Records from a dataset:

§

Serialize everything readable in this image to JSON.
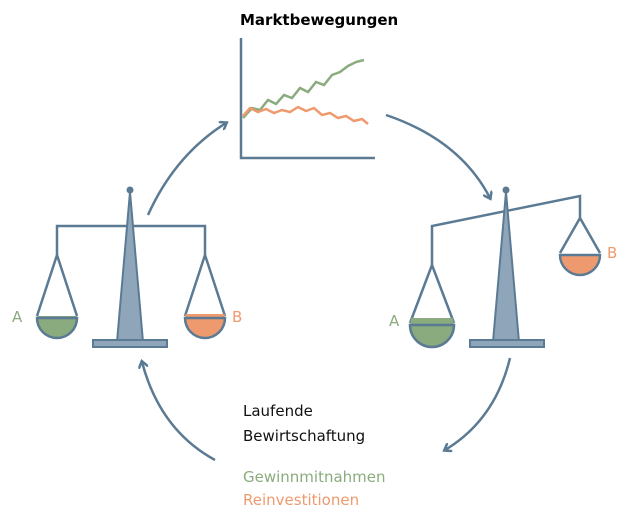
{
  "title": "Marktbewegungen",
  "left_scale": {
    "left_label": "A",
    "right_label": "B"
  },
  "right_scale": {
    "left_label": "A",
    "right_label": "B"
  },
  "cycle_label": {
    "lines": [
      "Laufende",
      "Bewirtschaftung"
    ]
  },
  "legend": {
    "items": [
      "Gewinnmitnahmen",
      "Reinvestitionen"
    ]
  }
}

§

__Set task__
Without including any pictures, output all the entries above exactly.

__Solution below__
Serialize everything readable in this image to JSON.
{
  "title": "Marktbewegungen",
  "left_scale": {
    "left_label": "A",
    "right_label": "B"
  },
  "right_scale": {
    "left_label": "A",
    "right_label": "B"
  },
  "cycle_label": {
    "lines": [
      "Laufende",
      "Bewirtschaftung"
    ]
  },
  "legend": {
    "items": [
      "Gewinnmitnahmen",
      "Reinvestitionen"
    ]
  }
}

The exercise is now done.